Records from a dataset
******

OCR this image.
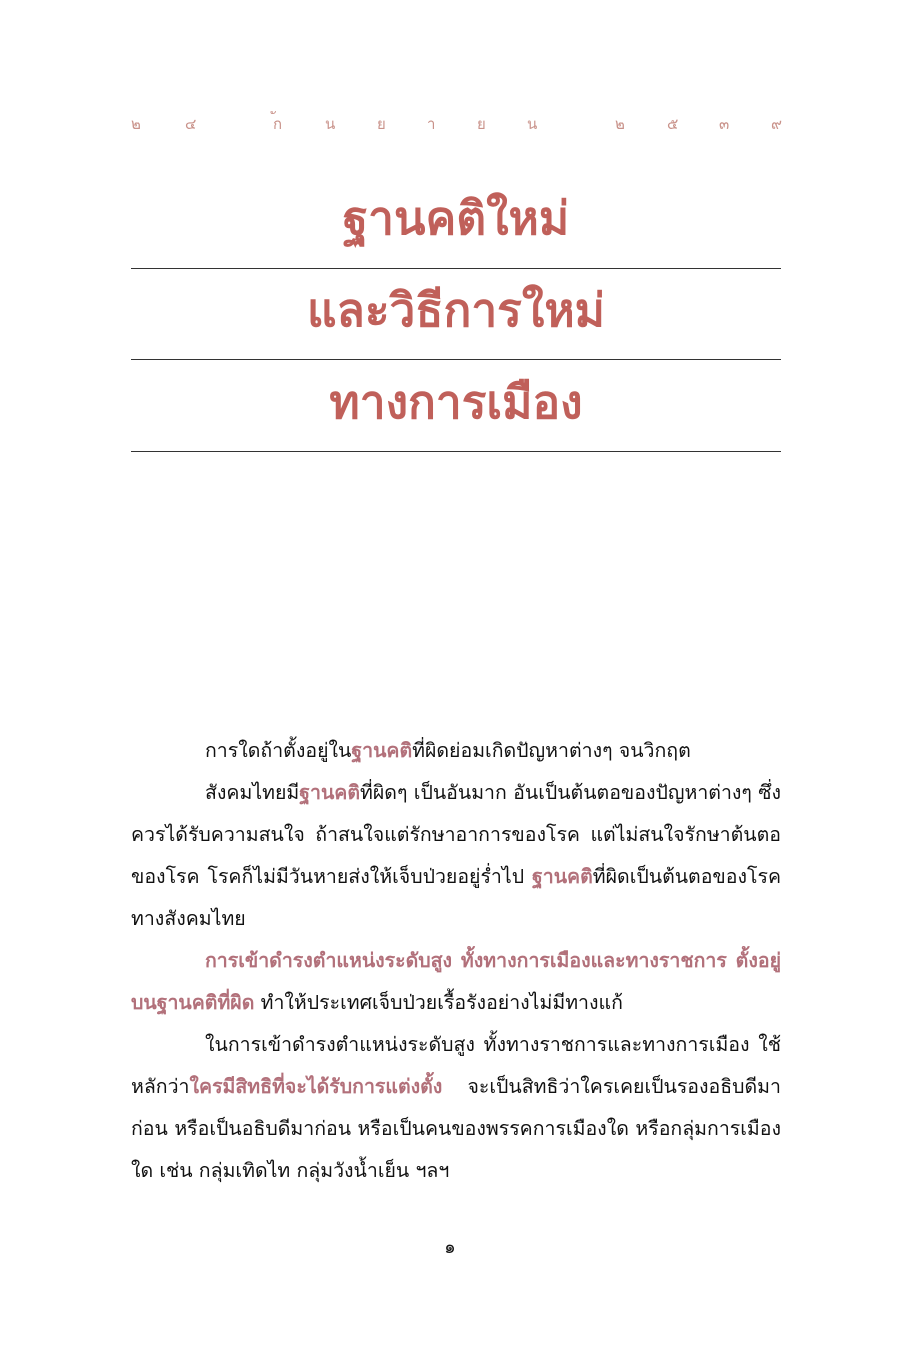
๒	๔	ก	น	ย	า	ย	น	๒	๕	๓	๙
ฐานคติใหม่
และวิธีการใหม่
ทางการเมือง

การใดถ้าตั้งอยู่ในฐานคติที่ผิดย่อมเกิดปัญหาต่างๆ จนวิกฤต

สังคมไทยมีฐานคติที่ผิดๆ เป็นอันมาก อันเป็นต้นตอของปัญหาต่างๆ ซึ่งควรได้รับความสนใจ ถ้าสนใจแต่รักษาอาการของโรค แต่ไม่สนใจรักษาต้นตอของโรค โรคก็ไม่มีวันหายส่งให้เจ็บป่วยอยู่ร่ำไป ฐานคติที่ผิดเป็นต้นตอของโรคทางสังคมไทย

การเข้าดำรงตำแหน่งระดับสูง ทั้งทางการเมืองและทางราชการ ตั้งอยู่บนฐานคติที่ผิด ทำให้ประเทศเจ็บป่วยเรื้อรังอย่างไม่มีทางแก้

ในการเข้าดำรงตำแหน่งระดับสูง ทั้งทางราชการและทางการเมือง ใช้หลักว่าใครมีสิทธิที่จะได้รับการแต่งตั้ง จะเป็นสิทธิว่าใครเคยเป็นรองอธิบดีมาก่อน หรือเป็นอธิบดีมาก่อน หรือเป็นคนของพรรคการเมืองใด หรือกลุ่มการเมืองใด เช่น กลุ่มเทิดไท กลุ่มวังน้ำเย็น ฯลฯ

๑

******

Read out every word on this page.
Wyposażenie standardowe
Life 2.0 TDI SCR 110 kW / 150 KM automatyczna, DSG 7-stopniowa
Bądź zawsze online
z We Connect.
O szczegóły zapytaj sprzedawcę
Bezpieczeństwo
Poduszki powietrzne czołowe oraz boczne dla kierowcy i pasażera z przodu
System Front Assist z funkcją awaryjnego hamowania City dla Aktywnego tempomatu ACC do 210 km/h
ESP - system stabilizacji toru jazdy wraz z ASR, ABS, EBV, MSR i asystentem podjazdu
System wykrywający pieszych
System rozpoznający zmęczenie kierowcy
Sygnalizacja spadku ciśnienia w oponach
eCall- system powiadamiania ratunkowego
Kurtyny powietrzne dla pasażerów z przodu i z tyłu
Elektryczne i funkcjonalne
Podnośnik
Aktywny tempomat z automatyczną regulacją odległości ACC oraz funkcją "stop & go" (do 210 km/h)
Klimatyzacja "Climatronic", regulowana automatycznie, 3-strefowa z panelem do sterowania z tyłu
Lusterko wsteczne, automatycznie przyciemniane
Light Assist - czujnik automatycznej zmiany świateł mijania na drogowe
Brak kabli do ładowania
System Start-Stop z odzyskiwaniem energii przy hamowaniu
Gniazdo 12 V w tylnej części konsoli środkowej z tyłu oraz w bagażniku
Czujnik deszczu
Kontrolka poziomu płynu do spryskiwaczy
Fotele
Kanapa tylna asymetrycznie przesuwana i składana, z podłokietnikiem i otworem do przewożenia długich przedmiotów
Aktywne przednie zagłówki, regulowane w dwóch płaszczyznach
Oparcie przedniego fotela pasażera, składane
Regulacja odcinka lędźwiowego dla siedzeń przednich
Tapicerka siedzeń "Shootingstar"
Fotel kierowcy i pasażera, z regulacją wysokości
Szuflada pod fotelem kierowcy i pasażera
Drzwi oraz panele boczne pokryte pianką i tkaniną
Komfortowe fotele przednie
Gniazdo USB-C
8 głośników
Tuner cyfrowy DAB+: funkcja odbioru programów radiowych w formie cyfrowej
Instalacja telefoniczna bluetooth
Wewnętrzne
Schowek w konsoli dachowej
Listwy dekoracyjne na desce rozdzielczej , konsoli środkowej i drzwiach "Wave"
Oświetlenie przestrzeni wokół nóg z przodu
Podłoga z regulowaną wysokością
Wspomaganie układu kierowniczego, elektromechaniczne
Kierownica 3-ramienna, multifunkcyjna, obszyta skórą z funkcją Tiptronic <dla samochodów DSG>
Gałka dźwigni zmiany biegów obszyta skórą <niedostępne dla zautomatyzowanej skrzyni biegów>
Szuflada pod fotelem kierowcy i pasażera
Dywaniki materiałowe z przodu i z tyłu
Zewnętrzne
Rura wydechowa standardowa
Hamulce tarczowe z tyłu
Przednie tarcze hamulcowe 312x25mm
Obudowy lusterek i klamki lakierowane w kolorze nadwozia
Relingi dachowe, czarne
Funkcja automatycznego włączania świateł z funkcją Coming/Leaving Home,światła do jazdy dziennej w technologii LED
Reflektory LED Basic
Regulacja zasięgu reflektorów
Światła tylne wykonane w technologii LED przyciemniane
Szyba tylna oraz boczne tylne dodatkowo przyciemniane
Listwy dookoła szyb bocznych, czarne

******

• **Exercise instructions**
Extract all lines containing the word "oraz".

• **Task answer**
Poduszki powietrzne czołowe oraz boczne dla kierowcy i pasażera z przodu
Aktywny tempomat z automatyczną regulacją odległości ACC oraz funkcją "stop & go" (do 210 km/h)
Gniazdo 12 V w tylnej części konsoli środkowej z tyłu oraz w bagażniku
Drzwi oraz panele boczne pokryte pianką i tkaniną
Szyba tylna oraz boczne tylne dodatkowo przyciemniane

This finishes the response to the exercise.